**Data supplied**
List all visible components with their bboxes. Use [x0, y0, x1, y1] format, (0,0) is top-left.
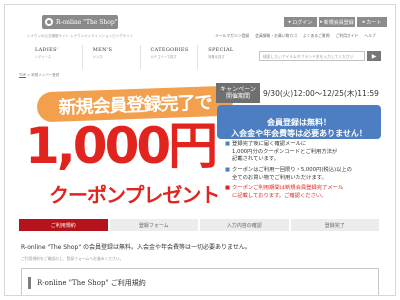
category-label: MEN'S: [92, 47, 113, 53]
subnav-item[interactable]: メールマガジン登録: [215, 33, 249, 39]
cart-button[interactable]: ▸ カート: [357, 17, 387, 27]
breadcrumb-home[interactable]: TOP: [19, 73, 26, 77]
breadcrumb-separator: >: [27, 73, 31, 77]
category-sublabel: レディース: [35, 55, 52, 59]
detail-text: クーポンご利用期間は新規会員登録完了メール に記載しております。ご確認ください。: [232, 185, 344, 200]
bullet-icon: ■: [225, 185, 231, 192]
category-nav: LADIES' レディース MEN'S メンズ CATEGORIES カテゴリー…: [25, 45, 255, 69]
campaign-period-label: キャンペーン 開催期間: [216, 83, 260, 103]
login-button[interactable]: ▸ ログイン: [284, 17, 317, 27]
register-label: 新規会員登録: [323, 19, 354, 26]
cart-label: カート: [366, 19, 382, 26]
category-mens[interactable]: MEN'S メンズ: [83, 45, 141, 69]
breadcrumb: TOP > 新規メンバー登録: [19, 73, 59, 78]
subnav-item[interactable]: 会員情報・お買い物カゴ: [255, 33, 297, 39]
category-special[interactable]: SPECIAL 特集を探す: [198, 45, 255, 69]
step-terms: ご利用規約: [19, 219, 108, 231]
step-confirm: 入力内容の確認: [200, 219, 289, 231]
campaign-banner: 新規会員登録完了で 1,000円 クーポンプレゼント キャンペーン 開催期間 9…: [19, 79, 381, 215]
breadcrumb-current: 新規メンバー登録: [31, 73, 60, 77]
detail-text: 登録完了後に届く確認メールに 1,000円分のクーポンコードとご利用方法が 記載…: [232, 141, 338, 163]
step-form: 登録フォーム: [109, 219, 198, 231]
search-input[interactable]: 検索したいアイテムやブランド名を入力してください: [259, 51, 365, 61]
free-membership-notice: 会員登録は無料！ 入会金や年会費等は必要ありません！: [217, 105, 381, 139]
step-complete: 登録完了: [290, 219, 379, 231]
subnav-item[interactable]: ご利用ガイド: [336, 33, 359, 39]
category-label: LADIES': [35, 47, 59, 53]
category-categories[interactable]: CATEGORIES カテゴリーで探す: [141, 45, 199, 69]
category-sublabel: メンズ: [92, 55, 103, 59]
detail-text: クーポンはご利用一回限り・5,000円(税込)以上の 全てのお買い物でご利用いた…: [232, 167, 352, 181]
terms-brand: R-online "The Shop": [37, 279, 109, 287]
terms-heading: R-online "The Shop" ご利用規約: [28, 277, 146, 289]
category-label: CATEGORIES: [150, 47, 189, 53]
key-icon: ▸: [288, 19, 292, 25]
search-button[interactable]: ▶: [367, 51, 381, 61]
registration-steps: ご利用規約 登録フォーム 入力内容の確認 登録完了: [19, 219, 381, 231]
logo-mark-icon: [45, 18, 53, 26]
terms-title: ご利用規約: [110, 279, 146, 287]
coupon-details: ■ 登録完了後に届く確認メールに 1,000円分のクーポンコードとご利用方法が …: [225, 141, 385, 204]
login-label: ログイン: [292, 19, 313, 26]
subnav-item[interactable]: よくあるご質問: [303, 33, 330, 39]
intro-text: R-online "The Shop" の会員登録は無料。入会金や年会費等は一切…: [21, 244, 251, 251]
category-ladies[interactable]: LADIES' レディース: [25, 45, 83, 69]
logo-text: R-online "The Shop": [56, 18, 118, 26]
bullet-icon: ■: [225, 141, 231, 147]
category-sublabel: カテゴリーで探す: [150, 55, 177, 59]
site-logo[interactable]: R-online "The Shop": [42, 15, 118, 29]
cart-icon: ▸: [362, 19, 366, 25]
category-sublabel: 特集を探す: [208, 55, 225, 59]
subintro-text: ご利用規約をご確認の上、登録フォームへお進みください。: [21, 256, 124, 261]
coupon-amount: 1,000円: [25, 117, 218, 175]
register-button[interactable]: ▸ 新規会員登録: [319, 17, 355, 27]
detail-item: ■ 登録完了後に届く確認メールに 1,000円分のクーポンコードとご利用方法が …: [225, 141, 385, 164]
terms-box: R-online "The Shop" ご利用規約: [21, 268, 379, 295]
category-label: SPECIAL: [208, 47, 234, 53]
notice-text: 会員登録は無料！ 入会金や年会費等は必要ありません！: [231, 118, 367, 138]
user-icon: ▸: [320, 19, 323, 25]
site-tagline: レナウンの公式通販サイト レナウンオンラインショッピングサイト: [27, 34, 134, 38]
bullet-icon: ■: [225, 167, 231, 174]
detail-item: ■ クーポンはご利用一回限り・5,000円(税込)以上の 全てのお買い物でご利用…: [225, 167, 385, 182]
page-frame: R-online "The Shop" レナウンの公式通販サイト レナウンオンラ…: [4, 4, 396, 296]
utility-nav: メールマガジン登録 会員情報・お買い物カゴ よくあるご質問 ご利用ガイド ヘルプ: [215, 33, 376, 39]
campaign-dates: 9/30(火)12:00〜12/25(木)11:59: [263, 88, 379, 98]
subnav-item[interactable]: ヘルプ: [364, 33, 375, 39]
detail-item: ■ クーポンご利用期間は新規会員登録完了メール に記載しております。ご確認くださ…: [225, 185, 385, 200]
coupon-label: クーポンプレゼント: [49, 183, 220, 207]
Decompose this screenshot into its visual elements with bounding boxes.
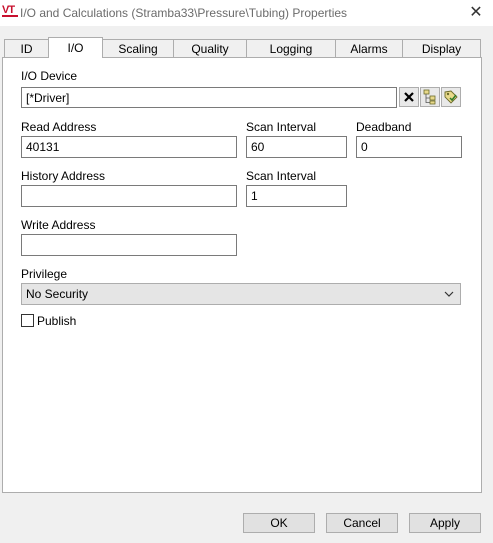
io-device-field[interactable]: [*Driver]: [21, 87, 397, 108]
tab-scaling[interactable]: Scaling: [102, 39, 174, 57]
read-address-field[interactable]: 40131: [21, 136, 237, 158]
history-scan-interval-field[interactable]: 1: [246, 185, 347, 207]
tab-io[interactable]: I/O: [48, 37, 103, 58]
apply-button[interactable]: Apply: [409, 513, 481, 533]
privilege-value: No Security: [26, 287, 89, 301]
tree-browse-icon: [423, 89, 436, 105]
clear-icon: [404, 92, 414, 102]
privilege-label: Privilege: [21, 267, 68, 281]
history-scan-interval-label: Scan Interval: [246, 169, 317, 183]
clear-button[interactable]: [399, 87, 419, 107]
title-bar: VT I/O and Calculations (Stramba33\Press…: [0, 0, 493, 26]
write-address-field[interactable]: [21, 234, 237, 256]
history-address-label: History Address: [21, 169, 106, 183]
browse-tree-button[interactable]: [420, 87, 440, 107]
write-address-label: Write Address: [21, 218, 96, 232]
publish-checkbox[interactable]: [21, 314, 34, 327]
read-address-label: Read Address: [21, 120, 97, 134]
cancel-button[interactable]: Cancel: [326, 513, 398, 533]
privilege-select[interactable]: No Security: [21, 283, 461, 305]
tab-strip: ID I/O Scaling Quality Logging Alarms Di…: [4, 37, 489, 58]
vtscada-logo-icon: VT: [2, 4, 18, 19]
read-scan-interval-field[interactable]: 60: [246, 136, 347, 158]
tag-select-icon: [444, 90, 458, 104]
tab-id[interactable]: ID: [4, 39, 49, 57]
select-tag-button[interactable]: [441, 87, 461, 107]
window-title: I/O and Calculations (Stramba33\Pressure…: [20, 6, 348, 20]
deadband-field[interactable]: 0: [356, 136, 462, 158]
tab-display[interactable]: Display: [402, 39, 481, 57]
publish-label: Publish: [37, 314, 77, 328]
chevron-down-icon: [444, 291, 454, 297]
deadband-label: Deadband: [356, 120, 412, 134]
io-device-label: I/O Device: [21, 69, 78, 83]
tab-logging[interactable]: Logging: [246, 39, 336, 57]
read-scan-interval-label: Scan Interval: [246, 120, 317, 134]
tab-quality[interactable]: Quality: [173, 39, 247, 57]
ok-button[interactable]: OK: [243, 513, 315, 533]
tab-alarms[interactable]: Alarms: [335, 39, 403, 57]
history-address-field[interactable]: [21, 185, 237, 207]
close-icon[interactable]: ✕: [467, 4, 485, 22]
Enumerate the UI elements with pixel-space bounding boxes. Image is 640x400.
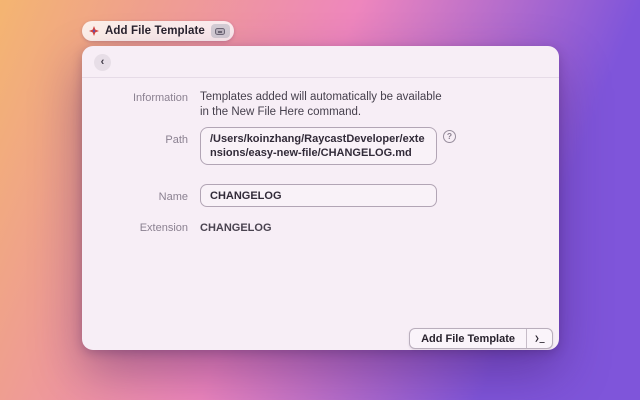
terminal-prompt-icon[interactable]: ❯_ bbox=[527, 329, 552, 348]
path-row: Path /Users/koinzhang/RaycastDeveloper/e… bbox=[82, 127, 559, 165]
footer-actions: Add File Template ❯_ bbox=[409, 328, 553, 349]
form: Information Templates added will automat… bbox=[82, 46, 559, 350]
keycap-icon bbox=[210, 24, 230, 38]
information-label: Information bbox=[132, 92, 188, 104]
name-row: Name bbox=[82, 184, 559, 207]
extension-label: Extension bbox=[139, 222, 188, 234]
path-field[interactable]: /Users/koinzhang/RaycastDeveloper/extens… bbox=[200, 127, 437, 165]
app-window: ‹ Information Templates added will autom… bbox=[82, 46, 559, 350]
help-icon[interactable]: ? bbox=[443, 130, 456, 143]
path-label: Path bbox=[165, 134, 188, 146]
name-input[interactable] bbox=[200, 184, 437, 207]
command-title: Add File Template bbox=[105, 25, 205, 37]
extension-value: CHANGELOG bbox=[200, 222, 272, 234]
command-pill[interactable]: Add File Template bbox=[82, 21, 234, 41]
information-row: Information Templates added will automat… bbox=[82, 90, 559, 120]
extension-icon bbox=[89, 26, 99, 36]
extension-row: Extension CHANGELOG bbox=[82, 220, 559, 234]
information-text: Templates added will automatically be av… bbox=[200, 91, 442, 118]
add-file-template-button[interactable]: Add File Template bbox=[410, 329, 526, 348]
name-label: Name bbox=[158, 191, 188, 203]
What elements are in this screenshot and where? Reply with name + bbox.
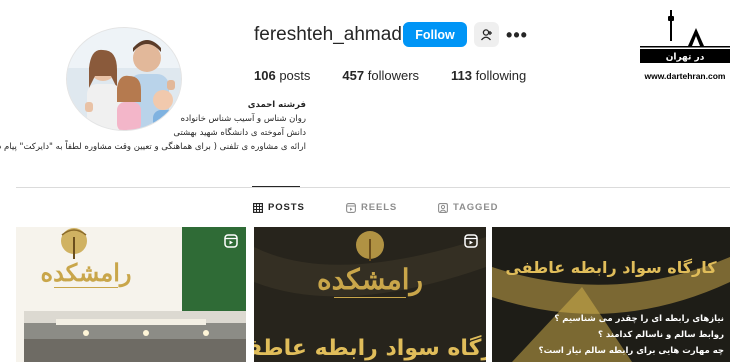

**Exercise objective**
Can you repeat, word for word, the lines from the one containing "io-device-field[interactable]: [*Driver]: [21, 87, 397, 108]" up to and including the one containing "apply-button[interactable]: Apply: [409, 513, 481, 533]"?

**Output for this task**
io-device-field[interactable]: [*Driver]: [21, 87, 397, 108]
tab-scaling[interactable]: Scaling: [102, 39, 174, 57]
read-address-field[interactable]: 40131: [21, 136, 237, 158]
history-scan-interval-field[interactable]: 1: [246, 185, 347, 207]
tab-io[interactable]: I/O: [48, 37, 103, 58]
apply-button[interactable]: Apply: [409, 513, 481, 533]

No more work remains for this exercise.